# Dataset entries
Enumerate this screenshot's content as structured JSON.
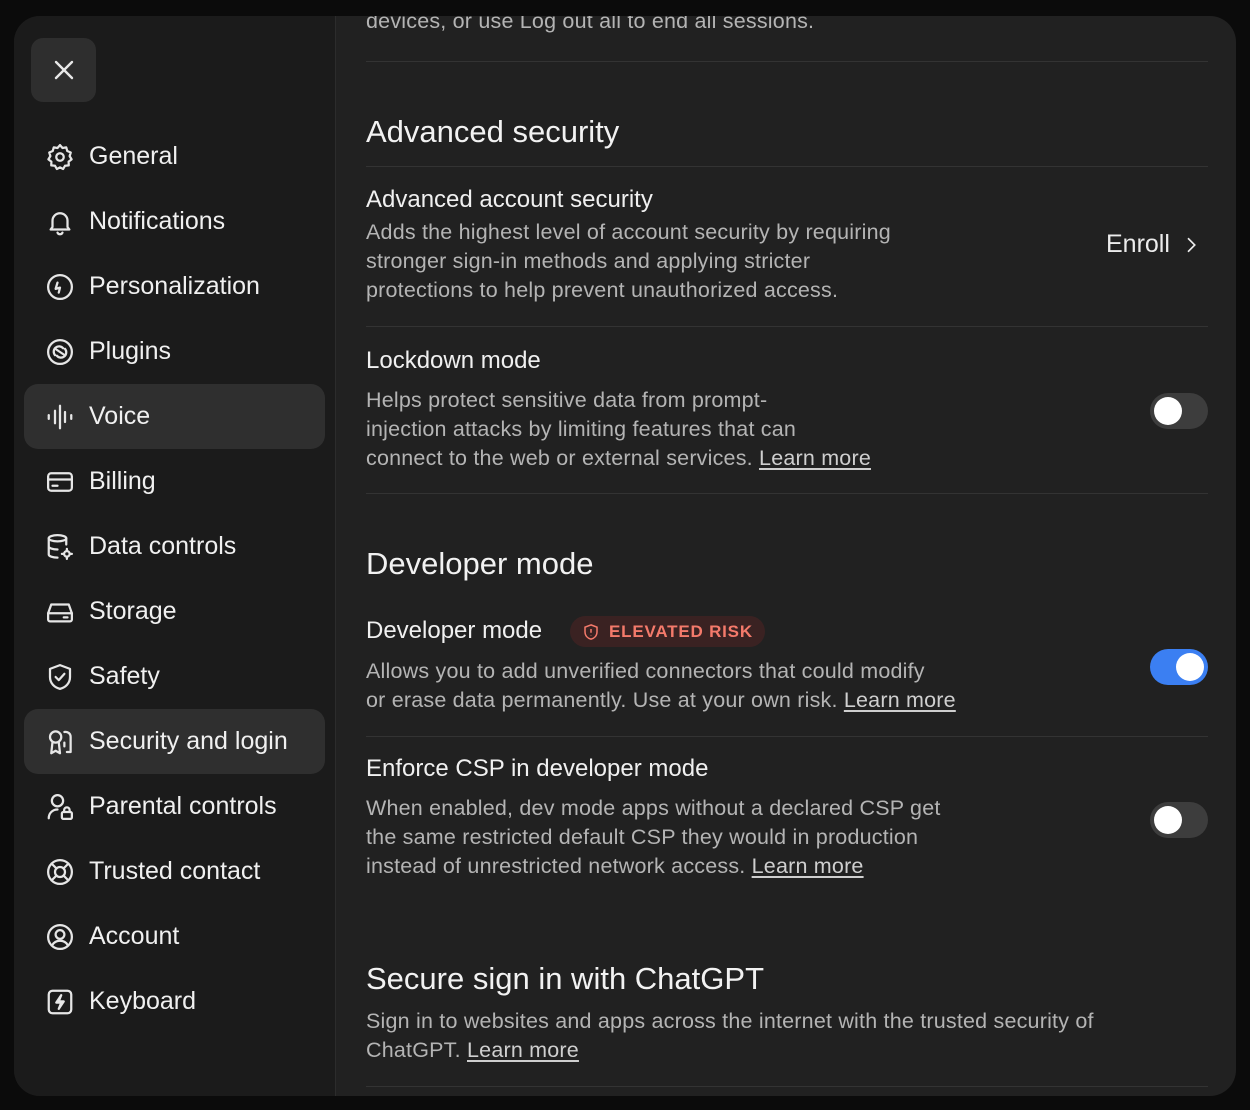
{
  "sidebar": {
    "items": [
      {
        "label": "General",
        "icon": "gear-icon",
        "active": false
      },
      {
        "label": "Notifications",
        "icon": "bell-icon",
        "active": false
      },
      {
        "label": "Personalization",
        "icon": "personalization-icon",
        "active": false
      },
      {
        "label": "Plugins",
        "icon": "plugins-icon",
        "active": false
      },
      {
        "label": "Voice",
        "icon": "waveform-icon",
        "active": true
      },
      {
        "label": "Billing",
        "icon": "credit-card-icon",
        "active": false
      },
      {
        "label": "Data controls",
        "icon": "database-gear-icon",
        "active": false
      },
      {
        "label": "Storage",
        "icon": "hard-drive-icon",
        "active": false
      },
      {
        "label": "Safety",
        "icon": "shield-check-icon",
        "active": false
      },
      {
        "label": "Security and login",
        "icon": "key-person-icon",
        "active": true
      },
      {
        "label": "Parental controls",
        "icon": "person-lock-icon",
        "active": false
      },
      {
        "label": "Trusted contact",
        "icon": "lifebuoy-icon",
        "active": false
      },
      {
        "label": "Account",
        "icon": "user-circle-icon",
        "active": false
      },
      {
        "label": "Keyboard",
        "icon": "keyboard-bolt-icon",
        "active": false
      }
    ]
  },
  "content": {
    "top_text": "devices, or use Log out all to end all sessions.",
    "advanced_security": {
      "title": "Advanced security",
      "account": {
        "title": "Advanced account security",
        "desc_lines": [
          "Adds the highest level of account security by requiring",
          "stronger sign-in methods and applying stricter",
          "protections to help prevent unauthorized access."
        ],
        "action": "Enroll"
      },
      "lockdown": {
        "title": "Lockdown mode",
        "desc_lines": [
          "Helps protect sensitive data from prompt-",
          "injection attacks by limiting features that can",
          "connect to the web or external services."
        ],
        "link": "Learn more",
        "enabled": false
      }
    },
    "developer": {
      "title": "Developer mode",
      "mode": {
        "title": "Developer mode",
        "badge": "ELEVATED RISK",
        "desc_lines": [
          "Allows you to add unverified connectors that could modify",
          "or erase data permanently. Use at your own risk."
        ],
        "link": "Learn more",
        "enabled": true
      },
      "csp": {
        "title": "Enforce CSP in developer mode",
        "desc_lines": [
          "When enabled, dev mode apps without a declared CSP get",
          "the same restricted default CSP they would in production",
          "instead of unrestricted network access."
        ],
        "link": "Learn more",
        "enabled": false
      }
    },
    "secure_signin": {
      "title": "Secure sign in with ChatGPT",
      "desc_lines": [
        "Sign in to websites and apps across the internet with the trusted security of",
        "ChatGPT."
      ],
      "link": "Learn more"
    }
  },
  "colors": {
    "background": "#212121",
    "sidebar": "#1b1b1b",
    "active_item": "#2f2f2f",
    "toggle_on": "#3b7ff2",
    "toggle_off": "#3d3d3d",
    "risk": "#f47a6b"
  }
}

# EXERCISE TASK
Write the lines above out again exactly, without any of their pictures.

# SOLUTION TO THE EXERCISE
Enumerate this screenshot's content as structured JSON.
{
  "sidebar": {
    "items": [
      {
        "label": "General",
        "icon": "gear-icon",
        "active": false
      },
      {
        "label": "Notifications",
        "icon": "bell-icon",
        "active": false
      },
      {
        "label": "Personalization",
        "icon": "personalization-icon",
        "active": false
      },
      {
        "label": "Plugins",
        "icon": "plugins-icon",
        "active": false
      },
      {
        "label": "Voice",
        "icon": "waveform-icon",
        "active": true
      },
      {
        "label": "Billing",
        "icon": "credit-card-icon",
        "active": false
      },
      {
        "label": "Data controls",
        "icon": "database-gear-icon",
        "active": false
      },
      {
        "label": "Storage",
        "icon": "hard-drive-icon",
        "active": false
      },
      {
        "label": "Safety",
        "icon": "shield-check-icon",
        "active": false
      },
      {
        "label": "Security and login",
        "icon": "key-person-icon",
        "active": true
      },
      {
        "label": "Parental controls",
        "icon": "person-lock-icon",
        "active": false
      },
      {
        "label": "Trusted contact",
        "icon": "lifebuoy-icon",
        "active": false
      },
      {
        "label": "Account",
        "icon": "user-circle-icon",
        "active": false
      },
      {
        "label": "Keyboard",
        "icon": "keyboard-bolt-icon",
        "active": false
      }
    ]
  },
  "content": {
    "top_text": "devices, or use Log out all to end all sessions.",
    "advanced_security": {
      "title": "Advanced security",
      "account": {
        "title": "Advanced account security",
        "desc_lines": [
          "Adds the highest level of account security by requiring",
          "stronger sign-in methods and applying stricter",
          "protections to help prevent unauthorized access."
        ],
        "action": "Enroll"
      },
      "lockdown": {
        "title": "Lockdown mode",
        "desc_lines": [
          "Helps protect sensitive data from prompt-",
          "injection attacks by limiting features that can",
          "connect to the web or external services."
        ],
        "link": "Learn more",
        "enabled": false
      }
    },
    "developer": {
      "title": "Developer mode",
      "mode": {
        "title": "Developer mode",
        "badge": "ELEVATED RISK",
        "desc_lines": [
          "Allows you to add unverified connectors that could modify",
          "or erase data permanently. Use at your own risk."
        ],
        "link": "Learn more",
        "enabled": true
      },
      "csp": {
        "title": "Enforce CSP in developer mode",
        "desc_lines": [
          "When enabled, dev mode apps without a declared CSP get",
          "the same restricted default CSP they would in production",
          "instead of unrestricted network access."
        ],
        "link": "Learn more",
        "enabled": false
      }
    },
    "secure_signin": {
      "title": "Secure sign in with ChatGPT",
      "desc_lines": [
        "Sign in to websites and apps across the internet with the trusted security of",
        "ChatGPT."
      ],
      "link": "Learn more"
    }
  },
  "colors": {
    "background": "#212121",
    "sidebar": "#1b1b1b",
    "active_item": "#2f2f2f",
    "toggle_on": "#3b7ff2",
    "toggle_off": "#3d3d3d",
    "risk": "#f47a6b"
  }
}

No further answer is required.